(Saved entries)
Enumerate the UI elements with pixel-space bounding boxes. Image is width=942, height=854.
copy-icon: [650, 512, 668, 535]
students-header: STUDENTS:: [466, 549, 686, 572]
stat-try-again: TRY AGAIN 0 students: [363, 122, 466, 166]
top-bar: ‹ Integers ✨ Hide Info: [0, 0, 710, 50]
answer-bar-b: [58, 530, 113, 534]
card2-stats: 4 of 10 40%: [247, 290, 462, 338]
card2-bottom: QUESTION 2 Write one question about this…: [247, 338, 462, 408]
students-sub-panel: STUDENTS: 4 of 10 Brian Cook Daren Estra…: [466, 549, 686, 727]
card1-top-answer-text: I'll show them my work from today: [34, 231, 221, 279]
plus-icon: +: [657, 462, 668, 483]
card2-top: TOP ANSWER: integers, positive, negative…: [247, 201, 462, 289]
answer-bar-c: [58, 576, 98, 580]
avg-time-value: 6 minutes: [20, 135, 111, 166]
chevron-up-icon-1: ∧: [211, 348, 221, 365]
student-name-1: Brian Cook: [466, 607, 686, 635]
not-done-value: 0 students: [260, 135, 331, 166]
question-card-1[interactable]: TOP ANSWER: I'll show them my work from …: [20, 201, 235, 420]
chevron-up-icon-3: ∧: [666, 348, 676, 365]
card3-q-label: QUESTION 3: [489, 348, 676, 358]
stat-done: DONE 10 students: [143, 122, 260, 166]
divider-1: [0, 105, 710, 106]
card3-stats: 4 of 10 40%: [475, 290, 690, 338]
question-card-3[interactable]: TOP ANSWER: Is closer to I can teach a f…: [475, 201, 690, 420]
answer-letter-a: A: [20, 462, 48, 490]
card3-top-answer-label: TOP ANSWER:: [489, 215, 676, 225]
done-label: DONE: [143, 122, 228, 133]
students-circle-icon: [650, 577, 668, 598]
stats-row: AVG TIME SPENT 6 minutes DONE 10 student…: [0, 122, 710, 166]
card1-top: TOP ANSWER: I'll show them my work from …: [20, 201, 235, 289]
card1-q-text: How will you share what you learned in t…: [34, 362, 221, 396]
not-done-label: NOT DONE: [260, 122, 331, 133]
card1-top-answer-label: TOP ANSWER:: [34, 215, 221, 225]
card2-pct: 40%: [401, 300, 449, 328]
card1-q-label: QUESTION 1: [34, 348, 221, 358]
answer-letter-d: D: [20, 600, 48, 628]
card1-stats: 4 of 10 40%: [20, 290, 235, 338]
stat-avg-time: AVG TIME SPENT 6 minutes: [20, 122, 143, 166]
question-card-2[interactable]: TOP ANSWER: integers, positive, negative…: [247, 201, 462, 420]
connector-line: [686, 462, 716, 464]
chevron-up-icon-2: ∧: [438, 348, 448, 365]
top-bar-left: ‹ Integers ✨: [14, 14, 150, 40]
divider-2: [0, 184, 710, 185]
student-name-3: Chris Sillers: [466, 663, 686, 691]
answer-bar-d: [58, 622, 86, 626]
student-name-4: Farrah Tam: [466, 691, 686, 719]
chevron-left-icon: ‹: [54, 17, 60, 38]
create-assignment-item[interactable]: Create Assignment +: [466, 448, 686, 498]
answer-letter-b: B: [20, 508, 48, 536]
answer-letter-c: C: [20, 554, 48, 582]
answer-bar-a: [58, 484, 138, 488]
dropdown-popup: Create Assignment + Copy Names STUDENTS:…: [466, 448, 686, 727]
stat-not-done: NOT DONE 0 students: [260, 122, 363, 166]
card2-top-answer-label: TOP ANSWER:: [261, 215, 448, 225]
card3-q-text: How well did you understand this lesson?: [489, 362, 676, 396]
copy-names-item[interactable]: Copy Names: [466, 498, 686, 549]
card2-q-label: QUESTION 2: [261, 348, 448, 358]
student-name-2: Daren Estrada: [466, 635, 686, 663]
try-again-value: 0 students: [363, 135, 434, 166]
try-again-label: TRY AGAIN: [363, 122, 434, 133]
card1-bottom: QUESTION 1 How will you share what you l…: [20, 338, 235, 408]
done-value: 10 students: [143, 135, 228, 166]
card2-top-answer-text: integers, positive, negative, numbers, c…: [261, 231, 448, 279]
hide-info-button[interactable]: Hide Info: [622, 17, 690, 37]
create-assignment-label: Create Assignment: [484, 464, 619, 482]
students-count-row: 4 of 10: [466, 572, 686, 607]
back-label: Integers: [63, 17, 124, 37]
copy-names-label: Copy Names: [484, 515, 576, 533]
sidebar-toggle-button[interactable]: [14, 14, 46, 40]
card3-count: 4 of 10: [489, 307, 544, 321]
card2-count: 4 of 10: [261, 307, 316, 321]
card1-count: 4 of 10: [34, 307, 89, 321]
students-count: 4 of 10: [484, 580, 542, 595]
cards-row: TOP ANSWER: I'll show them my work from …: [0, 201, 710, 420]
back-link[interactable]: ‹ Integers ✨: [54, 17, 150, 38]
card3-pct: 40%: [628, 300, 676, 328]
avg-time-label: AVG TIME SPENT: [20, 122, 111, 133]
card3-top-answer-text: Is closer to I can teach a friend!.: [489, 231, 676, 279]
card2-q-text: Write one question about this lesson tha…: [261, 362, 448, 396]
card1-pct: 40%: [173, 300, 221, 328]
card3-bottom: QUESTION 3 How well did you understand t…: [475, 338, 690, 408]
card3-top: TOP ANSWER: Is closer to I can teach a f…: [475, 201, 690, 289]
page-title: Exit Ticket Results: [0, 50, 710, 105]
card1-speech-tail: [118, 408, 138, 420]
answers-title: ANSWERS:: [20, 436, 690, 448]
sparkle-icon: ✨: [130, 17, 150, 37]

- **WHAT THE EXERCISE ASKS**
Turn the rows above into a numbered list, omitting any blank lines.

- **REPLY TO THE EXERCISE**
1. Enumerate the UI elements with pixel-space bounding boxes. Image is width=942, height=854.
2. copy-icon: [650, 512, 668, 535]
3. students-header: STUDENTS:: [466, 549, 686, 572]
4. stat-try-again: TRY AGAIN 0 students: [363, 122, 466, 166]
5. top-bar: ‹ Integers ✨ Hide Info: [0, 0, 710, 50]
6. answer-bar-b: [58, 530, 113, 534]
7. card2-stats: 4 of 10 40%: [247, 290, 462, 338]
8. card2-bottom: QUESTION 2 Write one question about this…: [247, 338, 462, 408]
9. students-sub-panel: STUDENTS: 4 of 10 Brian Cook Daren Estra…: [466, 549, 686, 727]
10. card1-top-answer-text: I'll show them my work from today: [34, 231, 221, 279]
11. plus-icon: +: [657, 462, 668, 483]
12. card2-top: TOP ANSWER: integers, positive, negative…: [247, 201, 462, 289]
13. answer-bar-c: [58, 576, 98, 580]
14. avg-time-value: 6 minutes: [20, 135, 111, 166]
15. chevron-up-icon-1: ∧: [211, 348, 221, 365]
16. student-name-1: Brian Cook: [466, 607, 686, 635]
17. not-done-value: 0 students: [260, 135, 331, 166]
18. question-card-1[interactable]: TOP ANSWER: I'll show them my work from …: [20, 201, 235, 420]
19. chevron-up-icon-3: ∧: [666, 348, 676, 365]
20. card3-q-label: QUESTION 3: [489, 348, 676, 358]
21. stat-done: DONE 10 students: [143, 122, 260, 166]
22. divider-1: [0, 105, 710, 106]
23. card3-stats: 4 of 10 40%: [475, 290, 690, 338]
24. question-card-3[interactable]: TOP ANSWER: Is closer to I can teach a f…: [475, 201, 690, 420]
25. answer-letter-a: A: [20, 462, 48, 490]
26. card3-top-answer-label: TOP ANSWER:: [489, 215, 676, 225]
27. done-label: DONE: [143, 122, 228, 133]
28. students-circle-icon: [650, 577, 668, 598]
29. stats-row: AVG TIME SPENT 6 minutes DONE 10 student…: [0, 122, 710, 166]
30. card1-top: TOP ANSWER: I'll show them my work from …: [20, 201, 235, 289]
31. card1-q-text: How will you share what you learned in t…: [34, 362, 221, 396]
32. not-done-label: NOT DONE: [260, 122, 331, 133]
33. card1-top-answer-label: TOP ANSWER:: [34, 215, 221, 225]
34. card2-pct: 40%: [401, 300, 449, 328]
35. card1-q-label: QUESTION 1: [34, 348, 221, 358]
36. answer-letter-d: D: [20, 600, 48, 628]
37. card1-stats: 4 of 10 40%: [20, 290, 235, 338]
38. stat-avg-time: AVG TIME SPENT 6 minutes: [20, 122, 143, 166]
39. question-card-2[interactable]: TOP ANSWER: integers, positive, negative…: [247, 201, 462, 420]
40. connector-line: [686, 462, 716, 464]
41. chevron-up-icon-2: ∧: [438, 348, 448, 365]
42. top-bar-left: ‹ Integers ✨: [14, 14, 150, 40]
43. divider-2: [0, 184, 710, 185]
44. student-name-3: Chris Sillers: [466, 663, 686, 691]
45. answer-bar-d: [58, 622, 86, 626]
46. student-name-4: Farrah Tam: [466, 691, 686, 719]
47. chevron-left-icon: ‹: [54, 17, 60, 38]
48. create-assignment-item[interactable]: Create Assignment +: [466, 448, 686, 498]
49. answer-letter-b: B: [20, 508, 48, 536]
50. answer-letter-c: C: [20, 554, 48, 582]
51. answer-bar-a: [58, 484, 138, 488]
52. dropdown-popup: Create Assignment + Copy Names STUDENTS:…: [466, 448, 686, 727]
53. stat-not-done: NOT DONE 0 students: [260, 122, 363, 166]
54. card2-top-answer-label: TOP ANSWER:: [261, 215, 448, 225]
55. card3-q-text: How well did you understand this lesson?: [489, 362, 676, 396]
56. copy-names-item[interactable]: Copy Names: [466, 498, 686, 549]
57. card2-q-label: QUESTION 2: [261, 348, 448, 358]
58. student-name-2: Daren Estrada: [466, 635, 686, 663]
59. try-again-value: 0 students: [363, 135, 434, 166]
60. try-again-label: TRY AGAIN: [363, 122, 434, 133]
61. card1-bottom: QUESTION 1 How will you share what you l…: [20, 338, 235, 408]
62. done-value: 10 students: [143, 135, 228, 166]
63. card2-top-answer-text: integers, positive, negative, numbers, c…: [261, 231, 448, 279]
64. hide-info-button[interactable]: Hide Info: [622, 17, 690, 37]
65. create-assignment-label: Create Assignment: [484, 464, 619, 482]
66. students-count-row: 4 of 10: [466, 572, 686, 607]
67. back-label: Integers: [63, 17, 124, 37]
68. copy-names-label: Copy Names: [484, 515, 576, 533]
69. sidebar-toggle-button[interactable]: [14, 14, 46, 40]
70. card3-count: 4 of 10: [489, 307, 544, 321]
71. card2-count: 4 of 10: [261, 307, 316, 321]
72. card1-count: 4 of 10: [34, 307, 89, 321]
73. students-count: 4 of 10: [484, 580, 542, 595]
74. cards-row: TOP ANSWER: I'll show them my work from …: [0, 201, 710, 420]
75. back-link[interactable]: ‹ Integers ✨: [54, 17, 150, 38]
76. card3-pct: 40%: [628, 300, 676, 328]
77. avg-time-label: AVG TIME SPENT: [20, 122, 111, 133]
78. card3-top-answer-text: Is closer to I can teach a friend!.: [489, 231, 676, 279]
79. card2-q-text: Write one question about this lesson tha…: [261, 362, 448, 396]
80. card1-pct: 40%: [173, 300, 221, 328]
81. card3-bottom: QUESTION 3 How well did you understand t…: [475, 338, 690, 408]
82. card3-top: TOP ANSWER: Is closer to I can teach a f…: [475, 201, 690, 289]
83. page-title: Exit Ticket Results: [0, 50, 710, 105]
84. card1-speech-tail: [118, 408, 138, 420]
85. answers-title: ANSWERS:: [20, 436, 690, 448]
86. sparkle-icon: ✨: [130, 17, 150, 37]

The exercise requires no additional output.